_INSTRUCTION_
Identify, in the records below, every line where the string "보수공사" appears, and copy each such line.

┄┄┄┄┄┄┄┄┄┄┄┄┄┄┄┄┄┄┄┄

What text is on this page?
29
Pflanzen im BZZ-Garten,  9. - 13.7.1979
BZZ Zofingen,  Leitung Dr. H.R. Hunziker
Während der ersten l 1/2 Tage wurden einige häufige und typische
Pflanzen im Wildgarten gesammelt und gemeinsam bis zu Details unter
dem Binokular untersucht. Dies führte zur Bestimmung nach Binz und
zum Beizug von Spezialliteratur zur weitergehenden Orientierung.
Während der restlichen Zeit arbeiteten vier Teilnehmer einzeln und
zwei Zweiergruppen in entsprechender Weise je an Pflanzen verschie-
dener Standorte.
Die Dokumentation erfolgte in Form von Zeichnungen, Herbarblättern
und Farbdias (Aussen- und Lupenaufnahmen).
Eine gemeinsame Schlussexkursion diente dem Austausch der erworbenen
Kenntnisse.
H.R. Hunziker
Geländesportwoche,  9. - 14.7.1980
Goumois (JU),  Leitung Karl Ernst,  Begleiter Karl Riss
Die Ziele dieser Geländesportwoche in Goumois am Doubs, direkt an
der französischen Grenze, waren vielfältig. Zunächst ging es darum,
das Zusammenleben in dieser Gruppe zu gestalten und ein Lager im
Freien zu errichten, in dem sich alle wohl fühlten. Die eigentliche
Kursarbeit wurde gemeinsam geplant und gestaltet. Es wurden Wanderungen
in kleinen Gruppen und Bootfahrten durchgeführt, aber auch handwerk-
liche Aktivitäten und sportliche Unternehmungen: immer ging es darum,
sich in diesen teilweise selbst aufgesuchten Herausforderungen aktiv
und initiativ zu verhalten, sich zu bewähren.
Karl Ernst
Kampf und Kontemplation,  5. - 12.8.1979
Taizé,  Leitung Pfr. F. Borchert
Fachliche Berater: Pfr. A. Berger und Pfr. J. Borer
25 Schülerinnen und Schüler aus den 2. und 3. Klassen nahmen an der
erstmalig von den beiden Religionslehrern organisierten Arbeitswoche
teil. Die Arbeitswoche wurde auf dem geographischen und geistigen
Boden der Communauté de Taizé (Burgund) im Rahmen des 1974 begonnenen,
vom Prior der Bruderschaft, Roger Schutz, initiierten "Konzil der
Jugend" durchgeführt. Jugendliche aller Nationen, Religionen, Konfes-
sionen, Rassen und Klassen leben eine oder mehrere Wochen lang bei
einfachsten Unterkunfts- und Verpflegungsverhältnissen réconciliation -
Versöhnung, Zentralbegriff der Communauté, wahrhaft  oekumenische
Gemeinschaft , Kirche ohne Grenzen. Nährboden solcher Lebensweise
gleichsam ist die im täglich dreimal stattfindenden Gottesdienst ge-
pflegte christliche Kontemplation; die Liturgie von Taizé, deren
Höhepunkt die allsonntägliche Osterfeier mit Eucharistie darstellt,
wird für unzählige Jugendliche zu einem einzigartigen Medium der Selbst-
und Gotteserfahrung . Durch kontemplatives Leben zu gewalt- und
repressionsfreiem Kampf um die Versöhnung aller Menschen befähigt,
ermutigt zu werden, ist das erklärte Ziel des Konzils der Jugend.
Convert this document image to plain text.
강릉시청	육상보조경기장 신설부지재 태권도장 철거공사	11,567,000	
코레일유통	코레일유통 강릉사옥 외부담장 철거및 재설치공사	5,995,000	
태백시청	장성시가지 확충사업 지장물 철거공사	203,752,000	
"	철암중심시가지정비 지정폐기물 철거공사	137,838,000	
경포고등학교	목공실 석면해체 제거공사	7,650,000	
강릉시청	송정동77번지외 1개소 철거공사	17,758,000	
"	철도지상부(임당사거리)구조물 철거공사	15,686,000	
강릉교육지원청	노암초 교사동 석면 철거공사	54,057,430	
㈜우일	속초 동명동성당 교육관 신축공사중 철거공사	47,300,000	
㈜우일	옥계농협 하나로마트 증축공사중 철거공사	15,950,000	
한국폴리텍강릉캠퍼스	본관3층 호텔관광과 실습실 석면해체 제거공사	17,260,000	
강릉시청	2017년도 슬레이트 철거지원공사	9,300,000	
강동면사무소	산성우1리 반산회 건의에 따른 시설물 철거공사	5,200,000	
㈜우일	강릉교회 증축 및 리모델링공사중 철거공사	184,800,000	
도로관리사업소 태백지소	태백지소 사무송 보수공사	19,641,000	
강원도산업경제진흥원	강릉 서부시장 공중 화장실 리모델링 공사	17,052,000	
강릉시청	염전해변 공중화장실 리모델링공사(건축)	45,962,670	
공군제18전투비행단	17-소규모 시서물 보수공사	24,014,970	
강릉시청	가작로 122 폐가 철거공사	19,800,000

┄┄┄┄┄┄┄┄┄┄┄┄┄┄┄┄┄┄┄┄

_TASK RESULT_
도로관리사업소 태백지소	태백지소 사무송 보수공사	19,641,000	
공군제18전투비행단	17-소규모 시서물 보수공사	24,014,970	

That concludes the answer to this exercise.